- Extracted information -
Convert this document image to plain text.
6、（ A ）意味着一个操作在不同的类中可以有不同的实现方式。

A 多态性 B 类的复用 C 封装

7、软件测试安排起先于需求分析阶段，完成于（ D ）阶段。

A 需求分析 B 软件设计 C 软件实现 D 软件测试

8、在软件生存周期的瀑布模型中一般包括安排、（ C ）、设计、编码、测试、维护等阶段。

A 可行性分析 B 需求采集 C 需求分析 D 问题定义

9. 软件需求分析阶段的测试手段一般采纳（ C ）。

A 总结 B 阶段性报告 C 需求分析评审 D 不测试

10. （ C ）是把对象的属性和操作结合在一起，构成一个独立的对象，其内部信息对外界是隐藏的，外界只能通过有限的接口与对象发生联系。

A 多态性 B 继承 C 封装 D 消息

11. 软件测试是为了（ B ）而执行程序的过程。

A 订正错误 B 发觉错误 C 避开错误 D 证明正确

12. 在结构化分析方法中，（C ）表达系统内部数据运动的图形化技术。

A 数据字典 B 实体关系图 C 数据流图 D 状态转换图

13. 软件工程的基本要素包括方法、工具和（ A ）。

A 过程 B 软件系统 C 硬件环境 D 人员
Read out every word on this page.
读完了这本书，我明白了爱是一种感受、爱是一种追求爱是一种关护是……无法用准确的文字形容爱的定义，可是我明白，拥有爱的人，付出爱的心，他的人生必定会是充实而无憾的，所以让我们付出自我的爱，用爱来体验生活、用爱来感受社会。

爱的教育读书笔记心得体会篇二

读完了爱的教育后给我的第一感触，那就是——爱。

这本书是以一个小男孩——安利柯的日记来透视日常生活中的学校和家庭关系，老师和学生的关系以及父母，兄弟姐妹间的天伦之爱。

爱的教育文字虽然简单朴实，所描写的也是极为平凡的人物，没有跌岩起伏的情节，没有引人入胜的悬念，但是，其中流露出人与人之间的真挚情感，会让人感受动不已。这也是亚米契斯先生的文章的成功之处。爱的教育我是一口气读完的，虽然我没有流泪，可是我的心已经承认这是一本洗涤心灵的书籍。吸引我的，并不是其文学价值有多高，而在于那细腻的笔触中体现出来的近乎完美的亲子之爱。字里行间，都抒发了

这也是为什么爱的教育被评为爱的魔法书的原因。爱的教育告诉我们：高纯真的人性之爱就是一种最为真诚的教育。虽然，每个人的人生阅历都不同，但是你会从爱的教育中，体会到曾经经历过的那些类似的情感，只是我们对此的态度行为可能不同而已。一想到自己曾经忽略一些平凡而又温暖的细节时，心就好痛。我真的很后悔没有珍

- Goal of the exercise -
Each line that has the word "this" should be copied.

- Complete response -
Convert this document image to plain text.
Read out every word on this page.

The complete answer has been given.